(Figure contents as structured data)
--- Begin ---
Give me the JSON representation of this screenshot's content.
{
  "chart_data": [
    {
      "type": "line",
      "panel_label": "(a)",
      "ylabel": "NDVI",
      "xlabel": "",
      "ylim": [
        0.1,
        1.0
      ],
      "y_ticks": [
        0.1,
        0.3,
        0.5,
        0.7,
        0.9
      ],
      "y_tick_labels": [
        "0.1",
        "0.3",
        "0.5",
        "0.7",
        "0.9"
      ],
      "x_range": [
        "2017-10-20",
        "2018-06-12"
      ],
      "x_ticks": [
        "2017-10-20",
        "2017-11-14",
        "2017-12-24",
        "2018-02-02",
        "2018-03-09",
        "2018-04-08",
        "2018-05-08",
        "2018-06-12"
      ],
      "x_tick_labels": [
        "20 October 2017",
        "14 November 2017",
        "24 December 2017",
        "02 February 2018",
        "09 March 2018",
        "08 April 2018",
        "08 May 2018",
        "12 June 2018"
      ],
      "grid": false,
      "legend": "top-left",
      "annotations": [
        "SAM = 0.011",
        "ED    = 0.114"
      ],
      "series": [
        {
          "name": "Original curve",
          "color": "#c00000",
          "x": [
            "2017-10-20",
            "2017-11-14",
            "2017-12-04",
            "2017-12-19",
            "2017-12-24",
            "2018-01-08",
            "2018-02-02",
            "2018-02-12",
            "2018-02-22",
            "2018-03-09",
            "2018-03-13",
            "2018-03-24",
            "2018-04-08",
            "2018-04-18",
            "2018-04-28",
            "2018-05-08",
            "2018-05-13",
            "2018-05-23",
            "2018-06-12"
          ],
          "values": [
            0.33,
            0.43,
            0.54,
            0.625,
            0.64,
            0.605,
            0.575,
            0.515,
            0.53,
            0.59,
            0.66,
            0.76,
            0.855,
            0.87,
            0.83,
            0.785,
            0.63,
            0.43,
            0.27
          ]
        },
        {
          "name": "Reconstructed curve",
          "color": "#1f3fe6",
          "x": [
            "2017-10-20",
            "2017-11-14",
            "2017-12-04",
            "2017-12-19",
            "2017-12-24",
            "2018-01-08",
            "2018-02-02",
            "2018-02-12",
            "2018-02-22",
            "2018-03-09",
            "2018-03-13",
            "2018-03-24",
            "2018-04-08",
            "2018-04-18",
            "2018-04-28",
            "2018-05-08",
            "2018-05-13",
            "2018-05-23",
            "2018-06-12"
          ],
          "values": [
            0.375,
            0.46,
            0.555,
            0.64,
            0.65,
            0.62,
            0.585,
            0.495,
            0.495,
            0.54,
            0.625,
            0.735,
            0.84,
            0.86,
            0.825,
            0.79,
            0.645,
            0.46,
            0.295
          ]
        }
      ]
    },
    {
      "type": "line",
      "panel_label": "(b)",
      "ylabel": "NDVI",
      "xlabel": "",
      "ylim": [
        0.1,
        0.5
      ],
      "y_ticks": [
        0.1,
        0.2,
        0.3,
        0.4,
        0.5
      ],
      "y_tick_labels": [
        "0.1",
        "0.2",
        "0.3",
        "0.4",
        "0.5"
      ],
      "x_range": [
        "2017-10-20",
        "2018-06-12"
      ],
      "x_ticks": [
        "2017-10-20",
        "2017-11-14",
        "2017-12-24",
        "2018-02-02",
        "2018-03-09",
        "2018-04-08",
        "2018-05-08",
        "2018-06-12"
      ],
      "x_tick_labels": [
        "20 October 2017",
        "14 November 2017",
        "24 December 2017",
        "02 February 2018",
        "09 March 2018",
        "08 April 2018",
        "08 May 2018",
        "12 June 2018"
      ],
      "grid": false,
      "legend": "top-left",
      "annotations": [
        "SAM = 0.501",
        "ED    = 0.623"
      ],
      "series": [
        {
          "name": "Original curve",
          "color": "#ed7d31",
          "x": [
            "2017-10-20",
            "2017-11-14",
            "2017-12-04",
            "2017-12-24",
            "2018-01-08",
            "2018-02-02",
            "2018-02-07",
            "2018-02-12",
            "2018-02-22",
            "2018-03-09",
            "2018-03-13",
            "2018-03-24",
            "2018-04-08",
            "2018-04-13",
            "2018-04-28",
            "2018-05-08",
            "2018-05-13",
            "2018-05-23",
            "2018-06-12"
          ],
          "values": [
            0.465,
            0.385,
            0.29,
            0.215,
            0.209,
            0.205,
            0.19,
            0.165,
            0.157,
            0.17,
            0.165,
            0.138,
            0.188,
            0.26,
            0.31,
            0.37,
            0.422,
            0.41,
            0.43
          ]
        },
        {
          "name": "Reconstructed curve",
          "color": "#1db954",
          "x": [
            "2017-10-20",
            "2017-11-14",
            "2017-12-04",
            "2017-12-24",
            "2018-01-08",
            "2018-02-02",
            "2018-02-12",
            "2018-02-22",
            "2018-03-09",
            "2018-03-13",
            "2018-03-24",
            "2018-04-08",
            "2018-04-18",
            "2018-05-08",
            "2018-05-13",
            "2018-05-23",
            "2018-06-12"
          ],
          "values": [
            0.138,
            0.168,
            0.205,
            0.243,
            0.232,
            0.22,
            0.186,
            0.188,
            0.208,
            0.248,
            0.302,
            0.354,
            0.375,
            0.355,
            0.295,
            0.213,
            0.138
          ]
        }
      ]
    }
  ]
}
--- End ---
-- EXERCISE BRIEF --
Please set down the whole listing above without altering a single line.

-- THE ANSWER --
Give me the JSON representation of this screenshot's content.
{
  "chart_data": [
    {
      "type": "line",
      "panel_label": "(a)",
      "ylabel": "NDVI",
      "xlabel": "",
      "ylim": [
        0.1,
        1.0
      ],
      "y_ticks": [
        0.1,
        0.3,
        0.5,
        0.7,
        0.9
      ],
      "y_tick_labels": [
        "0.1",
        "0.3",
        "0.5",
        "0.7",
        "0.9"
      ],
      "x_range": [
        "2017-10-20",
        "2018-06-12"
      ],
      "x_ticks": [
        "2017-10-20",
        "2017-11-14",
        "2017-12-24",
        "2018-02-02",
        "2018-03-09",
        "2018-04-08",
        "2018-05-08",
        "2018-06-12"
      ],
      "x_tick_labels": [
        "20 October 2017",
        "14 November 2017",
        "24 December 2017",
        "02 February 2018",
        "09 March 2018",
        "08 April 2018",
        "08 May 2018",
        "12 June 2018"
      ],
      "grid": false,
      "legend": "top-left",
      "annotations": [
        "SAM = 0.011",
        "ED    = 0.114"
      ],
      "series": [
        {
          "name": "Original curve",
          "color": "#c00000",
          "x": [
            "2017-10-20",
            "2017-11-14",
            "2017-12-04",
            "2017-12-19",
            "2017-12-24",
            "2018-01-08",
            "2018-02-02",
            "2018-02-12",
            "2018-02-22",
            "2018-03-09",
            "2018-03-13",
            "2018-03-24",
            "2018-04-08",
            "2018-04-18",
            "2018-04-28",
            "2018-05-08",
            "2018-05-13",
            "2018-05-23",
            "2018-06-12"
          ],
          "values": [
            0.33,
            0.43,
            0.54,
            0.625,
            0.64,
            0.605,
            0.575,
            0.515,
            0.53,
            0.59,
            0.66,
            0.76,
            0.855,
            0.87,
            0.83,
            0.785,
            0.63,
            0.43,
            0.27
          ]
        },
        {
          "name": "Reconstructed curve",
          "color": "#1f3fe6",
          "x": [
            "2017-10-20",
            "2017-11-14",
            "2017-12-04",
            "2017-12-19",
            "2017-12-24",
            "2018-01-08",
            "2018-02-02",
            "2018-02-12",
            "2018-02-22",
            "2018-03-09",
            "2018-03-13",
            "2018-03-24",
            "2018-04-08",
            "2018-04-18",
            "2018-04-28",
            "2018-05-08",
            "2018-05-13",
            "2018-05-23",
            "2018-06-12"
          ],
          "values": [
            0.375,
            0.46,
            0.555,
            0.64,
            0.65,
            0.62,
            0.585,
            0.495,
            0.495,
            0.54,
            0.625,
            0.735,
            0.84,
            0.86,
            0.825,
            0.79,
            0.645,
            0.46,
            0.295
          ]
        }
      ]
    },
    {
      "type": "line",
      "panel_label": "(b)",
      "ylabel": "NDVI",
      "xlabel": "",
      "ylim": [
        0.1,
        0.5
      ],
      "y_ticks": [
        0.1,
        0.2,
        0.3,
        0.4,
        0.5
      ],
      "y_tick_labels": [
        "0.1",
        "0.2",
        "0.3",
        "0.4",
        "0.5"
      ],
      "x_range": [
        "2017-10-20",
        "2018-06-12"
      ],
      "x_ticks": [
        "2017-10-20",
        "2017-11-14",
        "2017-12-24",
        "2018-02-02",
        "2018-03-09",
        "2018-04-08",
        "2018-05-08",
        "2018-06-12"
      ],
      "x_tick_labels": [
        "20 October 2017",
        "14 November 2017",
        "24 December 2017",
        "02 February 2018",
        "09 March 2018",
        "08 April 2018",
        "08 May 2018",
        "12 June 2018"
      ],
      "grid": false,
      "legend": "top-left",
      "annotations": [
        "SAM = 0.501",
        "ED    = 0.623"
      ],
      "series": [
        {
          "name": "Original curve",
          "color": "#ed7d31",
          "x": [
            "2017-10-20",
            "2017-11-14",
            "2017-12-04",
            "2017-12-24",
            "2018-01-08",
            "2018-02-02",
            "2018-02-07",
            "2018-02-12",
            "2018-02-22",
            "2018-03-09",
            "2018-03-13",
            "2018-03-24",
            "2018-04-08",
            "2018-04-13",
            "2018-04-28",
            "2018-05-08",
            "2018-05-13",
            "2018-05-23",
            "2018-06-12"
          ],
          "values": [
            0.465,
            0.385,
            0.29,
            0.215,
            0.209,
            0.205,
            0.19,
            0.165,
            0.157,
            0.17,
            0.165,
            0.138,
            0.188,
            0.26,
            0.31,
            0.37,
            0.422,
            0.41,
            0.43
          ]
        },
        {
          "name": "Reconstructed curve",
          "color": "#1db954",
          "x": [
            "2017-10-20",
            "2017-11-14",
            "2017-12-04",
            "2017-12-24",
            "2018-01-08",
            "2018-02-02",
            "2018-02-12",
            "2018-02-22",
            "2018-03-09",
            "2018-03-13",
            "2018-03-24",
            "2018-04-08",
            "2018-04-18",
            "2018-05-08",
            "2018-05-13",
            "2018-05-23",
            "2018-06-12"
          ],
          "values": [
            0.138,
            0.168,
            0.205,
            0.243,
            0.232,
            0.22,
            0.186,
            0.188,
            0.208,
            0.248,
            0.302,
            0.354,
            0.375,
            0.355,
            0.295,
            0.213,
            0.138
          ]
        }
      ]
    }
  ]
}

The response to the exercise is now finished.